▶ _OBJECTIVE_
Quote exactly, and only, the lines from the one containing "Type out the text in this image." through the end of the material below. Skip pictures.

▶ _DATA TO USE_
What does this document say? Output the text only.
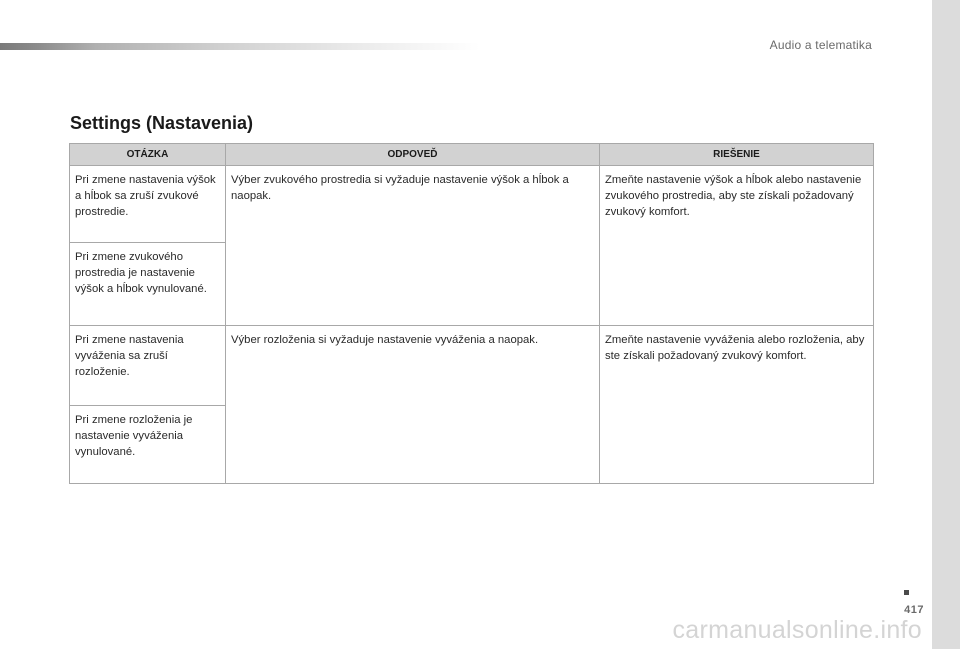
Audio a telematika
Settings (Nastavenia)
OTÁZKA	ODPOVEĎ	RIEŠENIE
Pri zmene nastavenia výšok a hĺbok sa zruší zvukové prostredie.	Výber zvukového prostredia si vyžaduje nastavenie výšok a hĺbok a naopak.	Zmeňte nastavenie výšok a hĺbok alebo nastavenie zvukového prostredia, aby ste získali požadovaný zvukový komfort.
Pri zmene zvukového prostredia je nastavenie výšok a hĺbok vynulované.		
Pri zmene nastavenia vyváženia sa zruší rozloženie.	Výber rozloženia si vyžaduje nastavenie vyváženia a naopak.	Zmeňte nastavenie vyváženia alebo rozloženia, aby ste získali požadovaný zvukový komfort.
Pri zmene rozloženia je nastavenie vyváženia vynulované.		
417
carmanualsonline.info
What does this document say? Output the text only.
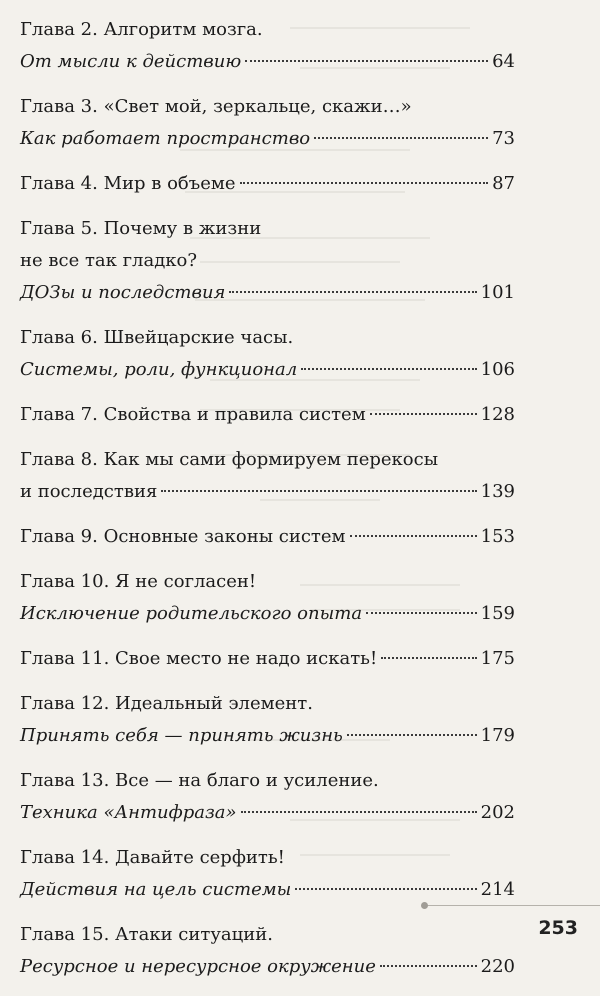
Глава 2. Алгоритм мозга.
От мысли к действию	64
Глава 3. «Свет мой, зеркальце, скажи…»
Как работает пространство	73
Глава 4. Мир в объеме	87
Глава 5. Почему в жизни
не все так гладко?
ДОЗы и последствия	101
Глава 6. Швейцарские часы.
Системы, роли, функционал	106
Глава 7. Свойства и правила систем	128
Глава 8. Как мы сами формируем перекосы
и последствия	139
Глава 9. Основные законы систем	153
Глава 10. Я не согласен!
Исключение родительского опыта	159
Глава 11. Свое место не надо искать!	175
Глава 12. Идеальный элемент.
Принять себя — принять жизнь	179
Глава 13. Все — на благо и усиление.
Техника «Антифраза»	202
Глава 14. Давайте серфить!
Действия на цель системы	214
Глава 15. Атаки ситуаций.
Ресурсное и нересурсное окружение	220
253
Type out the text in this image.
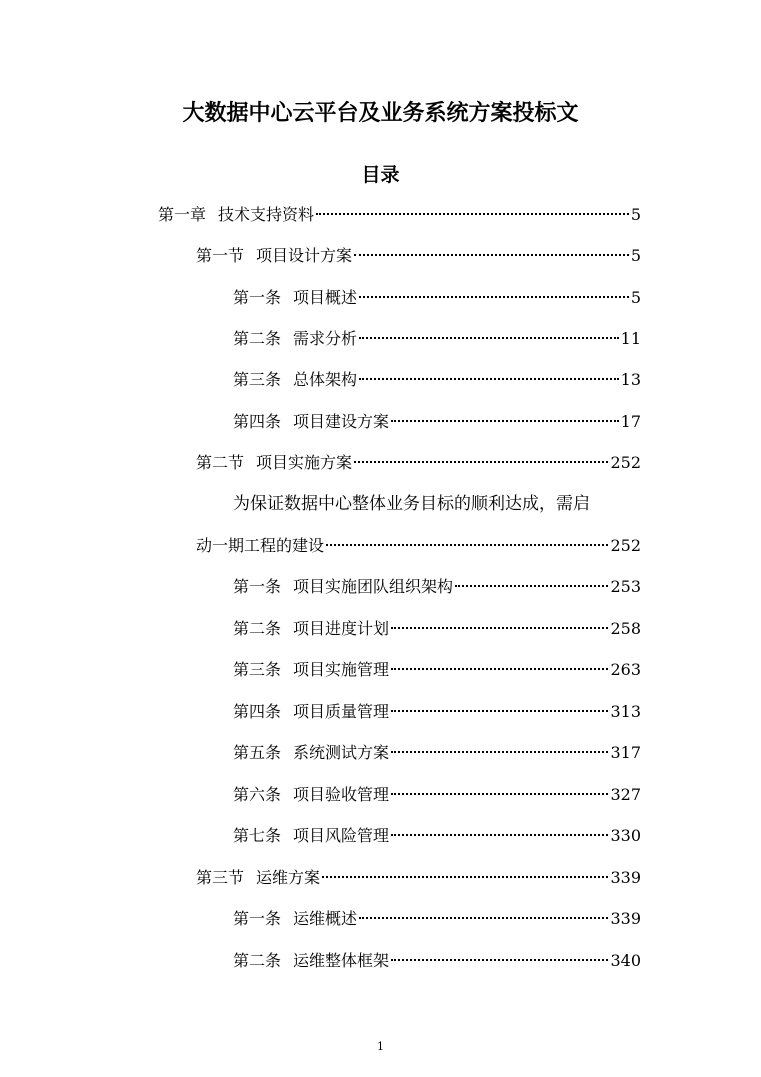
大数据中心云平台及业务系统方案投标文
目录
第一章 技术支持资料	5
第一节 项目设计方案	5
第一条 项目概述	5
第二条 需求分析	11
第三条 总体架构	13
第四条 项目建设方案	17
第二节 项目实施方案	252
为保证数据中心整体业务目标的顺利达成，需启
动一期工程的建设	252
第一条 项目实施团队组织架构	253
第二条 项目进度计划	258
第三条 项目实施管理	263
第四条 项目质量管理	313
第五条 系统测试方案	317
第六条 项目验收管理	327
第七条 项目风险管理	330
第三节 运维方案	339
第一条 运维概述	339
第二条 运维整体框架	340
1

▶ _REPLY TO THE EXERCISE_
Type out the text in this image.
大数据中心云平台及业务系统方案投标文
目录
第一章 技术支持资料	5
第一节 项目设计方案	5
第一条 项目概述	5
第二条 需求分析	11
第三条 总体架构	13
第四条 项目建设方案	17
第二节 项目实施方案	252
为保证数据中心整体业务目标的顺利达成，需启
动一期工程的建设	252
第一条 项目实施团队组织架构	253
第二条 项目进度计划	258
第三条 项目实施管理	263
第四条 项目质量管理	313
第五条 系统测试方案	317
第六条 项目验收管理	327
第七条 项目风险管理	330
第三节 运维方案	339
第一条 运维概述	339
第二条 运维整体框架	340
1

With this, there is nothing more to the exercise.